(Records about charts and figures)
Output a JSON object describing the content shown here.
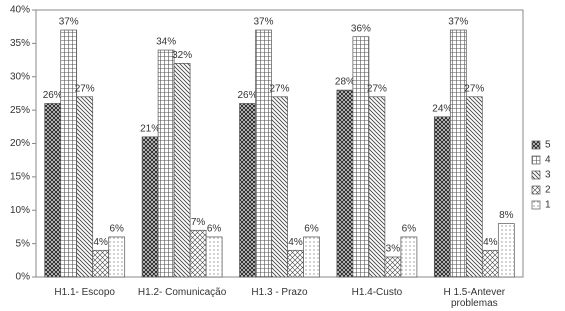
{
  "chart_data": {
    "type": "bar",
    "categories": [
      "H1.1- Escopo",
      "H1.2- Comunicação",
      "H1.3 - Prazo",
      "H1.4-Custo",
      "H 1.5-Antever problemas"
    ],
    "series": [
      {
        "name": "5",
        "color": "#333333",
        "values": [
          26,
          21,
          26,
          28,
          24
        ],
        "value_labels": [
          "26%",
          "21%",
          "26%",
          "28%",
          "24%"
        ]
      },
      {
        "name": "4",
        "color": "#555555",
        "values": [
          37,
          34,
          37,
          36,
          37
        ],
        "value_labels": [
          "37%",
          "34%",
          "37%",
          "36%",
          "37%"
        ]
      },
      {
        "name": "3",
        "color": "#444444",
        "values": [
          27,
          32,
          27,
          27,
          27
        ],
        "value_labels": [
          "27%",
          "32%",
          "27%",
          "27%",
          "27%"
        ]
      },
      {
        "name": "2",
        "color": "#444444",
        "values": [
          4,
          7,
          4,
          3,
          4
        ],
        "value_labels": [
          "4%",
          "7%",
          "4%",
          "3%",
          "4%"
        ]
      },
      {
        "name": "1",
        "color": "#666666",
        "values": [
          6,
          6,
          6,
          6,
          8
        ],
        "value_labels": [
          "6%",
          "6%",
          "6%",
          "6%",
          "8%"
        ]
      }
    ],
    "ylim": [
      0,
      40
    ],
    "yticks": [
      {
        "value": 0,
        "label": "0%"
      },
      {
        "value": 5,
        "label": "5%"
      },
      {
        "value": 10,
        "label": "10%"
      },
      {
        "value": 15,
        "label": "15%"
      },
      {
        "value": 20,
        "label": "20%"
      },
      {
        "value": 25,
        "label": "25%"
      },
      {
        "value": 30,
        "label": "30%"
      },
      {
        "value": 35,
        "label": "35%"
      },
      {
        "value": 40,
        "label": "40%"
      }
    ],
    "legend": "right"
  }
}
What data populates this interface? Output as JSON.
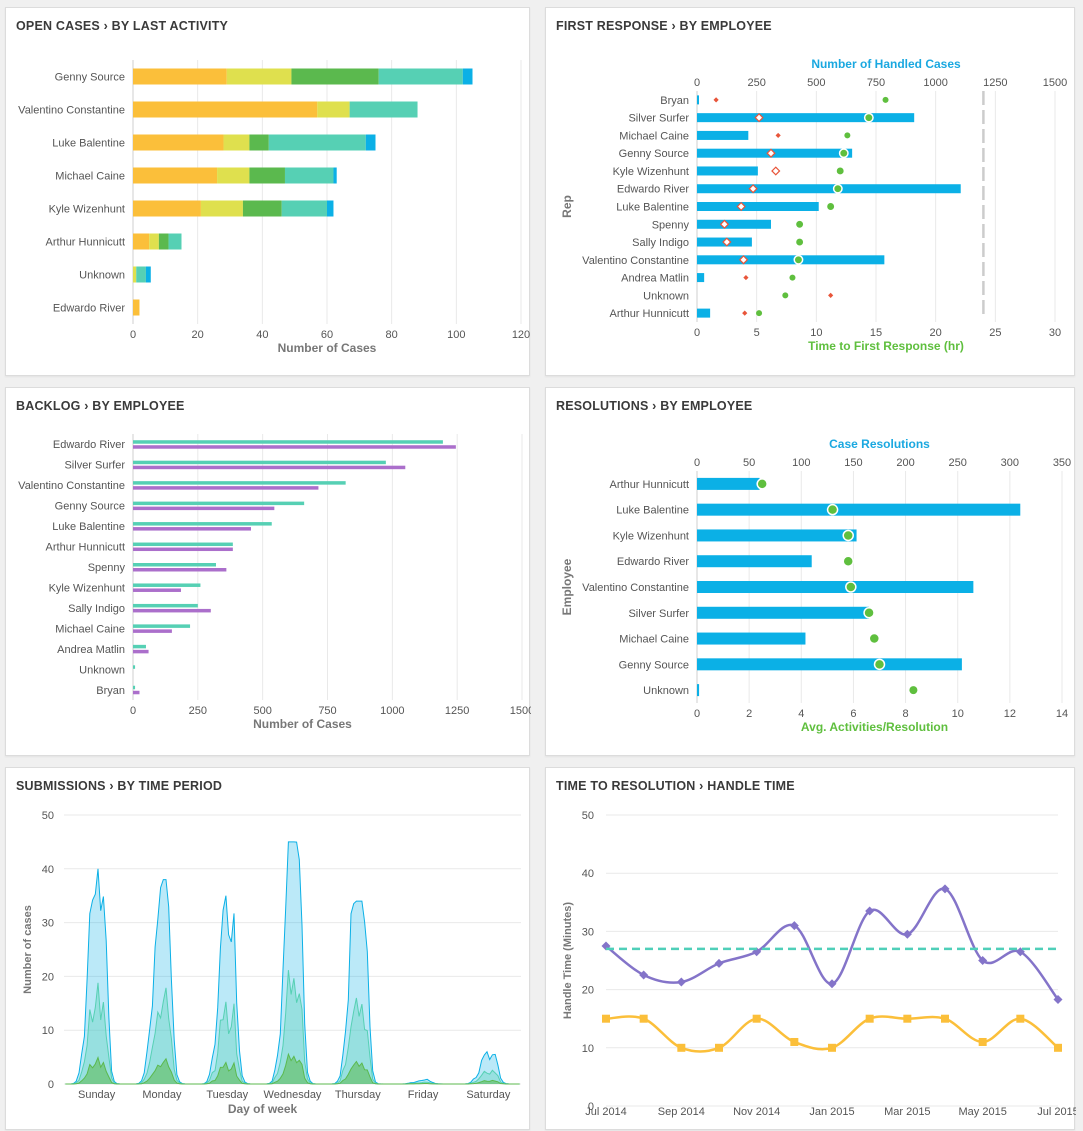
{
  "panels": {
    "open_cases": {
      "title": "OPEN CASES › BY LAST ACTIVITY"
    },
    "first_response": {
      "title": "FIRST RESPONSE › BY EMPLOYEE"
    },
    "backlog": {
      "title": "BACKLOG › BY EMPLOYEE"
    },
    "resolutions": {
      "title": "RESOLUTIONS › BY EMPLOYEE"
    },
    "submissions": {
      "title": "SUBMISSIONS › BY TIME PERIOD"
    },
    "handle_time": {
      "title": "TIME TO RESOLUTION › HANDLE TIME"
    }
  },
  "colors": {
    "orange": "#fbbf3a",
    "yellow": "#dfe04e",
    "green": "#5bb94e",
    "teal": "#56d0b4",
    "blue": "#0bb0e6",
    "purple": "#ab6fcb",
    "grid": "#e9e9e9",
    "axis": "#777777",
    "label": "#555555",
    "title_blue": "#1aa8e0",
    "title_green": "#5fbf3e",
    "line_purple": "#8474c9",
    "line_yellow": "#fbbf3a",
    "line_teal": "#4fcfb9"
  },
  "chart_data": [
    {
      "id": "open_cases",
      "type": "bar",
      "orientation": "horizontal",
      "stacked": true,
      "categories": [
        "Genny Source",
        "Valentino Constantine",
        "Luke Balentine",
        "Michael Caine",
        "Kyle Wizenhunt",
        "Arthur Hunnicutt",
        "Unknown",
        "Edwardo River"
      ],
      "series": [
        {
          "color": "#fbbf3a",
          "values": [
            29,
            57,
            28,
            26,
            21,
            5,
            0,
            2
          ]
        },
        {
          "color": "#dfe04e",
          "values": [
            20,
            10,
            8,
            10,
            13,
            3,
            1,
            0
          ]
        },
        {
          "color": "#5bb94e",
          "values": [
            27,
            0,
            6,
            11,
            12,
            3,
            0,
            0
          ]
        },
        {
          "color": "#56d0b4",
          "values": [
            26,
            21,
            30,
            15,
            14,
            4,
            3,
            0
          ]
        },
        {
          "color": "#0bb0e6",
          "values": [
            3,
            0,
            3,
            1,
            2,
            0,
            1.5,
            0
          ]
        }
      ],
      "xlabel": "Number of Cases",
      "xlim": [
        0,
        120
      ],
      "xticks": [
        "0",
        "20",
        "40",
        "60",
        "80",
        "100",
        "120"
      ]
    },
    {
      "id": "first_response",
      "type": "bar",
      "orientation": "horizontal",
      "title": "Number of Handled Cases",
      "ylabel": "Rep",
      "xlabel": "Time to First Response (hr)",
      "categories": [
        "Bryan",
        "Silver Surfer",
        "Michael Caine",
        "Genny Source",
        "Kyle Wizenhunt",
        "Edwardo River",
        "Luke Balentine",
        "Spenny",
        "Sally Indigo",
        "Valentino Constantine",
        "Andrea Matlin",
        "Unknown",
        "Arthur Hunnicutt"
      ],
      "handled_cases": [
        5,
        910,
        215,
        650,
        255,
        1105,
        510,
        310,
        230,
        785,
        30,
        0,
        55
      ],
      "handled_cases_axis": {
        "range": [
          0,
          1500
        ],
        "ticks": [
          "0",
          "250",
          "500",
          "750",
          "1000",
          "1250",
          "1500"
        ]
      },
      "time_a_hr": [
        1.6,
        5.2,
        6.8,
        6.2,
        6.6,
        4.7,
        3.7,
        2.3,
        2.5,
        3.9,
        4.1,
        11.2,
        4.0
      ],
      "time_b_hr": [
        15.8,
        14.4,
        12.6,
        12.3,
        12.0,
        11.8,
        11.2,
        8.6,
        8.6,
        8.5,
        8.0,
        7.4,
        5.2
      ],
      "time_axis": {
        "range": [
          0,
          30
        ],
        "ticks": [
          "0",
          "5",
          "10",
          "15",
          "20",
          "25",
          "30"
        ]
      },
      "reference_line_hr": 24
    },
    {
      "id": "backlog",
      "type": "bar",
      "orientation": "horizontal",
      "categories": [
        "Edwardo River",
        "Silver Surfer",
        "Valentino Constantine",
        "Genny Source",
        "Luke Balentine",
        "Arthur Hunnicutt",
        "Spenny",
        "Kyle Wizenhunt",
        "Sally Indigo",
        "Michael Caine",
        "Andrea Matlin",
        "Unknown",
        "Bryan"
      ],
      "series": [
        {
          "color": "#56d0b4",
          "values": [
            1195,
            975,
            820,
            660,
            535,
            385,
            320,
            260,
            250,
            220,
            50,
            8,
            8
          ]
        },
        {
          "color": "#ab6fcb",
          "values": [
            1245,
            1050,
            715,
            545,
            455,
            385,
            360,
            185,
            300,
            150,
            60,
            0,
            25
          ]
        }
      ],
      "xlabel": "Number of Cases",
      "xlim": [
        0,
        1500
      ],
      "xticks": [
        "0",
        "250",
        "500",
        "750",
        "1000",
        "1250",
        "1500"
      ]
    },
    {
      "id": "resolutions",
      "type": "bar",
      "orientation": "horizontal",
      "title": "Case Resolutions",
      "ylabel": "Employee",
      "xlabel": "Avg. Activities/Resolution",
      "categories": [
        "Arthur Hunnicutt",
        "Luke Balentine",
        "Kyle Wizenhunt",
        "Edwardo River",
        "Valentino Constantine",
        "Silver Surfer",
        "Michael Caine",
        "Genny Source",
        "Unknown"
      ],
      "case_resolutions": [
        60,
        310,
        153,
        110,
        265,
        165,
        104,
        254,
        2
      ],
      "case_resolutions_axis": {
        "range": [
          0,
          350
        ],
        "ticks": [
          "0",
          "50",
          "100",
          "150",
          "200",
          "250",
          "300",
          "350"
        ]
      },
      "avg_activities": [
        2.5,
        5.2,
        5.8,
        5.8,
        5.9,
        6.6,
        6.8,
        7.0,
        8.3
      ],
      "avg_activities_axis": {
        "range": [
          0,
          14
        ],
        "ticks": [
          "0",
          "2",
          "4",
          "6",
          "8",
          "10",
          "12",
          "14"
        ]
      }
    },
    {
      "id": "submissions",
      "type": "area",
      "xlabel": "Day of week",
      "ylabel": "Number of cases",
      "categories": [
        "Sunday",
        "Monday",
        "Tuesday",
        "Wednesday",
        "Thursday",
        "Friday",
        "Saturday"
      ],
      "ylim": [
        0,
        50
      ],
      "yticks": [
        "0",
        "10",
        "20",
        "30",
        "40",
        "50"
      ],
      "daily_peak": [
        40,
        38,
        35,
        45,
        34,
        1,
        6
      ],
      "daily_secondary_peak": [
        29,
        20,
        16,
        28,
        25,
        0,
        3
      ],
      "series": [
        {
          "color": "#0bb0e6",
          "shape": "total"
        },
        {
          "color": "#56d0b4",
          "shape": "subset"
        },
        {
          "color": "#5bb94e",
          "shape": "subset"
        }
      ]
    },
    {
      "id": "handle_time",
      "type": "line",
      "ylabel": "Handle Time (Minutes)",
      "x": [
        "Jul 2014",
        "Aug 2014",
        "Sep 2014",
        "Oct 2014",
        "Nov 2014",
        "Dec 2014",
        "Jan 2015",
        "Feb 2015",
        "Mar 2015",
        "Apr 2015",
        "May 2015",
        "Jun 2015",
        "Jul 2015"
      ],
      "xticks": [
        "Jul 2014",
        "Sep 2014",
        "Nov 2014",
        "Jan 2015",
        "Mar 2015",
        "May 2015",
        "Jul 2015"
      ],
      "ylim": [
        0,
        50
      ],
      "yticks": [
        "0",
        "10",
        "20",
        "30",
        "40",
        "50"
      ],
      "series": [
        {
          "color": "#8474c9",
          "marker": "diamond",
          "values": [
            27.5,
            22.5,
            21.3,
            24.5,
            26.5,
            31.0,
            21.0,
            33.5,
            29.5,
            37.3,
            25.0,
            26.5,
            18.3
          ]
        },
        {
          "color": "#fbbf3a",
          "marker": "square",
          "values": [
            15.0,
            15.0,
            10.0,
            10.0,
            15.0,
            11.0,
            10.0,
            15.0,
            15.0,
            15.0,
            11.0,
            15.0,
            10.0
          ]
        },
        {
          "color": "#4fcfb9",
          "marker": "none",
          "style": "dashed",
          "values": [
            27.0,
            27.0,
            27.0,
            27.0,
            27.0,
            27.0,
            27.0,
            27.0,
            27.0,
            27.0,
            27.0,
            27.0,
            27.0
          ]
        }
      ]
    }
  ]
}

...

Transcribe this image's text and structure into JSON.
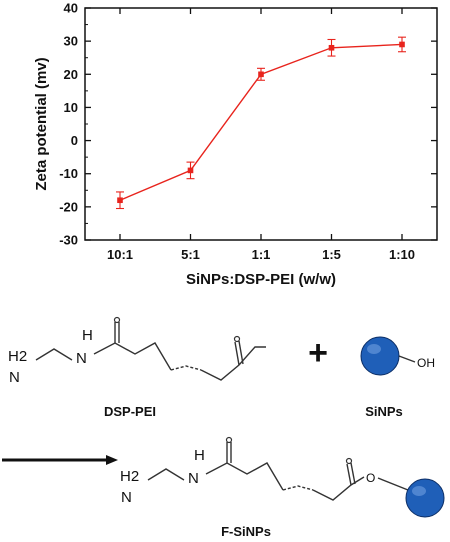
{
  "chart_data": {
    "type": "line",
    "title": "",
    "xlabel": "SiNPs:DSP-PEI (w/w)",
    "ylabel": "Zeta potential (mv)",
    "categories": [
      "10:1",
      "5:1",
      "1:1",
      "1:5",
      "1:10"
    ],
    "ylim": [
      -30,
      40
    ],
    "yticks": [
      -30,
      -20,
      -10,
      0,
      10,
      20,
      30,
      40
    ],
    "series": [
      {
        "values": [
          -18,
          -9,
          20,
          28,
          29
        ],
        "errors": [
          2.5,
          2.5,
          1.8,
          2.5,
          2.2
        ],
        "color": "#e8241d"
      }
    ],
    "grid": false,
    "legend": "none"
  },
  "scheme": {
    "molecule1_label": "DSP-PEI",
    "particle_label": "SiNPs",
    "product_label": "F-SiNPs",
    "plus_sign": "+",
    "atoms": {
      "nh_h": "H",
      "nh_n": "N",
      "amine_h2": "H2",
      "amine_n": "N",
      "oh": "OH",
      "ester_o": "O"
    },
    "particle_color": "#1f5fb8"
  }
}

(Your objective) Select all lines in the listing that include the word "ylabel".

(The reply)
      "ylabel": "Rep",
      "ylabel": "Employee",
      "ylabel": "Number of cases",
      "ylabel": "Handle Time (Minutes)",
    "ylabel": "Zeta potential (mv)",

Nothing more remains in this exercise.